- Task prompt: Please return all of the records that follow, exactly as written.

- Records provided:
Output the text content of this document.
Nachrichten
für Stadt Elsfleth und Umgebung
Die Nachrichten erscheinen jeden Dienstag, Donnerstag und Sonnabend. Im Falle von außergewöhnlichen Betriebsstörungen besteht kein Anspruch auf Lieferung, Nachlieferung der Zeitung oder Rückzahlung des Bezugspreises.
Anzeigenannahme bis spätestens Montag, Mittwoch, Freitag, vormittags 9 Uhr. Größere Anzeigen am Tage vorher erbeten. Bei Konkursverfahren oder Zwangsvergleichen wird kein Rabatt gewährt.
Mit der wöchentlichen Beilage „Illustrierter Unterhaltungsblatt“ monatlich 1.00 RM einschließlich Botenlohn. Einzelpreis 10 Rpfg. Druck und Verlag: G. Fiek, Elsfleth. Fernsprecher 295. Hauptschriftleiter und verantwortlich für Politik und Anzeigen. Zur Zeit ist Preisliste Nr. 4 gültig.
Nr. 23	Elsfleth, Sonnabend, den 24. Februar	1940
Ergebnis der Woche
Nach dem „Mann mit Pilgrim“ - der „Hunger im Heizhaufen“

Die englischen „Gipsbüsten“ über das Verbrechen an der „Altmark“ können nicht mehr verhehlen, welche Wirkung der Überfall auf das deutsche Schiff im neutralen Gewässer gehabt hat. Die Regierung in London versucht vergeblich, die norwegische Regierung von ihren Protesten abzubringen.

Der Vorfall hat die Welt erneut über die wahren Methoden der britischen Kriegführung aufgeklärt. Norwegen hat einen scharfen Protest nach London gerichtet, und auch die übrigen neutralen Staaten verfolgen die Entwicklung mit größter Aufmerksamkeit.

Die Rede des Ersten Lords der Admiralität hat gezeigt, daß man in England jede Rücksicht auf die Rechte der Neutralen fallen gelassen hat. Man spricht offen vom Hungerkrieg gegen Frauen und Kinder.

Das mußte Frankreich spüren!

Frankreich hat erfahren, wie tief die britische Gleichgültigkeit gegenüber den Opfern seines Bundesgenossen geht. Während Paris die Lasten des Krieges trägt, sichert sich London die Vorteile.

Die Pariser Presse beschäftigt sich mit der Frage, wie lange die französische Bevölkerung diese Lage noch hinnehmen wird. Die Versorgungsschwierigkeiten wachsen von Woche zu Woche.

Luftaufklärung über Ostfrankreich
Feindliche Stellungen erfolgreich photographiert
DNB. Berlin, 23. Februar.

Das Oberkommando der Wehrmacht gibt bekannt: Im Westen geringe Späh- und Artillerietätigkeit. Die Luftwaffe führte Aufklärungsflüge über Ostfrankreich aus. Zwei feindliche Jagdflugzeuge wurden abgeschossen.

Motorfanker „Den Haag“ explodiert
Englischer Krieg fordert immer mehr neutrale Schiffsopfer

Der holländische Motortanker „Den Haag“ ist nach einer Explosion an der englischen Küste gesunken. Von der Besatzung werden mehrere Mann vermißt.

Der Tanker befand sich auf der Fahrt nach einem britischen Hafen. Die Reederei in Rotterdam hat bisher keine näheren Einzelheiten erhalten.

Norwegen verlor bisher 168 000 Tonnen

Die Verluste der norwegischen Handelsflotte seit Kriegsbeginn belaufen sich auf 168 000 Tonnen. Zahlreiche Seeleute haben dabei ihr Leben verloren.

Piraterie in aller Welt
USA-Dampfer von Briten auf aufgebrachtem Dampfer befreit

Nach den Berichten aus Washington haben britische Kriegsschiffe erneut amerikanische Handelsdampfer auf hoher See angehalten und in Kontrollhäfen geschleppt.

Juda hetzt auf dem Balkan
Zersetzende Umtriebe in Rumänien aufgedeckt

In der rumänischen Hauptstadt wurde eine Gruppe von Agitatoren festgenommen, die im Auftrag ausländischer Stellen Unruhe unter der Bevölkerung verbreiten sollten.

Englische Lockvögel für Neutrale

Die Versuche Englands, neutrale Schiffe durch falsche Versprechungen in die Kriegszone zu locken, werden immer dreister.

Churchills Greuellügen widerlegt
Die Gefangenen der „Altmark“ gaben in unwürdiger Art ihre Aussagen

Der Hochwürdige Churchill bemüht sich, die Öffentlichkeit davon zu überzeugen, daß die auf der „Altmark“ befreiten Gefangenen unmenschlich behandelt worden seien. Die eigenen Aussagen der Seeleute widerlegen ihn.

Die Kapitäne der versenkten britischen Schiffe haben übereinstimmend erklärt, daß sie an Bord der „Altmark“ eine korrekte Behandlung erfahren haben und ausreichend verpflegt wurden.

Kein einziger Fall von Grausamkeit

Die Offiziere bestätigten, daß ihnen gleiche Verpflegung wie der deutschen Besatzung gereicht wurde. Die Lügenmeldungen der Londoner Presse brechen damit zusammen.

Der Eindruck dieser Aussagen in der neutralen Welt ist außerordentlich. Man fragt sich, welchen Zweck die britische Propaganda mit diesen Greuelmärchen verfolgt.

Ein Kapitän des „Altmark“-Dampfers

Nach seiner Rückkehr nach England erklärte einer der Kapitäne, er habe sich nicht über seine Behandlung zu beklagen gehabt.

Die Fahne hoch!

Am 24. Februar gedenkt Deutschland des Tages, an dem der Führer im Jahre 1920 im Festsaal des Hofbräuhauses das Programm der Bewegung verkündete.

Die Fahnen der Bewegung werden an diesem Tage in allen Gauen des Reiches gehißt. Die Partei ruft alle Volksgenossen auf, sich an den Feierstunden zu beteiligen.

- Answer box:
Output the text content of this document.
Nachrichten
für Stadt Elsfleth und Umgebung
Die Nachrichten erscheinen jeden Dienstag, Donnerstag und Sonnabend. Im Falle von außergewöhnlichen Betriebsstörungen besteht kein Anspruch auf Lieferung, Nachlieferung der Zeitung oder Rückzahlung des Bezugspreises.
Anzeigenannahme bis spätestens Montag, Mittwoch, Freitag, vormittags 9 Uhr. Größere Anzeigen am Tage vorher erbeten. Bei Konkursverfahren oder Zwangsvergleichen wird kein Rabatt gewährt.
Mit der wöchentlichen Beilage „Illustrierter Unterhaltungsblatt“ monatlich 1.00 RM einschließlich Botenlohn. Einzelpreis 10 Rpfg. Druck und Verlag: G. Fiek, Elsfleth. Fernsprecher 295. Hauptschriftleiter und verantwortlich für Politik und Anzeigen. Zur Zeit ist Preisliste Nr. 4 gültig.
Nr. 23	Elsfleth, Sonnabend, den 24. Februar	1940
Ergebnis der Woche
Nach dem „Mann mit Pilgrim“ - der „Hunger im Heizhaufen“

Die englischen „Gipsbüsten“ über das Verbrechen an der „Altmark“ können nicht mehr verhehlen, welche Wirkung der Überfall auf das deutsche Schiff im neutralen Gewässer gehabt hat. Die Regierung in London versucht vergeblich, die norwegische Regierung von ihren Protesten abzubringen.

Der Vorfall hat die Welt erneut über die wahren Methoden der britischen Kriegführung aufgeklärt. Norwegen hat einen scharfen Protest nach London gerichtet, und auch die übrigen neutralen Staaten verfolgen die Entwicklung mit größter Aufmerksamkeit.

Die Rede des Ersten Lords der Admiralität hat gezeigt, daß man in England jede Rücksicht auf die Rechte der Neutralen fallen gelassen hat. Man spricht offen vom Hungerkrieg gegen Frauen und Kinder.

Das mußte Frankreich spüren!

Frankreich hat erfahren, wie tief die britische Gleichgültigkeit gegenüber den Opfern seines Bundesgenossen geht. Während Paris die Lasten des Krieges trägt, sichert sich London die Vorteile.

Die Pariser Presse beschäftigt sich mit der Frage, wie lange die französische Bevölkerung diese Lage noch hinnehmen wird. Die Versorgungsschwierigkeiten wachsen von Woche zu Woche.

Luftaufklärung über Ostfrankreich
Feindliche Stellungen erfolgreich photographiert
DNB. Berlin, 23. Februar.

Das Oberkommando der Wehrmacht gibt bekannt: Im Westen geringe Späh- und Artillerietätigkeit. Die Luftwaffe führte Aufklärungsflüge über Ostfrankreich aus. Zwei feindliche Jagdflugzeuge wurden abgeschossen.

Motorfanker „Den Haag“ explodiert
Englischer Krieg fordert immer mehr neutrale Schiffsopfer

Der holländische Motortanker „Den Haag“ ist nach einer Explosion an der englischen Küste gesunken. Von der Besatzung werden mehrere Mann vermißt.

Der Tanker befand sich auf der Fahrt nach einem britischen Hafen. Die Reederei in Rotterdam hat bisher keine näheren Einzelheiten erhalten.

Norwegen verlor bisher 168 000 Tonnen

Die Verluste der norwegischen Handelsflotte seit Kriegsbeginn belaufen sich auf 168 000 Tonnen. Zahlreiche Seeleute haben dabei ihr Leben verloren.

Piraterie in aller Welt
USA-Dampfer von Briten auf aufgebrachtem Dampfer befreit

Nach den Berichten aus Washington haben britische Kriegsschiffe erneut amerikanische Handelsdampfer auf hoher See angehalten und in Kontrollhäfen geschleppt.

Juda hetzt auf dem Balkan
Zersetzende Umtriebe in Rumänien aufgedeckt

In der rumänischen Hauptstadt wurde eine Gruppe von Agitatoren festgenommen, die im Auftrag ausländischer Stellen Unruhe unter der Bevölkerung verbreiten sollten.

Englische Lockvögel für Neutrale

Die Versuche Englands, neutrale Schiffe durch falsche Versprechungen in die Kriegszone zu locken, werden immer dreister.

Churchills Greuellügen widerlegt
Die Gefangenen der „Altmark“ gaben in unwürdiger Art ihre Aussagen

Der Hochwürdige Churchill bemüht sich, die Öffentlichkeit davon zu überzeugen, daß die auf der „Altmark“ befreiten Gefangenen unmenschlich behandelt worden seien. Die eigenen Aussagen der Seeleute widerlegen ihn.

Die Kapitäne der versenkten britischen Schiffe haben übereinstimmend erklärt, daß sie an Bord der „Altmark“ eine korrekte Behandlung erfahren haben und ausreichend verpflegt wurden.

Kein einziger Fall von Grausamkeit

Die Offiziere bestätigten, daß ihnen gleiche Verpflegung wie der deutschen Besatzung gereicht wurde. Die Lügenmeldungen der Londoner Presse brechen damit zusammen.

Der Eindruck dieser Aussagen in der neutralen Welt ist außerordentlich. Man fragt sich, welchen Zweck die britische Propaganda mit diesen Greuelmärchen verfolgt.

Ein Kapitän des „Altmark“-Dampfers

Nach seiner Rückkehr nach England erklärte einer der Kapitäne, er habe sich nicht über seine Behandlung zu beklagen gehabt.

Die Fahne hoch!

Am 24. Februar gedenkt Deutschland des Tages, an dem der Führer im Jahre 1920 im Festsaal des Hofbräuhauses das Programm der Bewegung verkündete.

Die Fahnen der Bewegung werden an diesem Tage in allen Gauen des Reiches gehißt. Die Partei ruft alle Volksgenossen auf, sich an den Feierstunden zu beteiligen.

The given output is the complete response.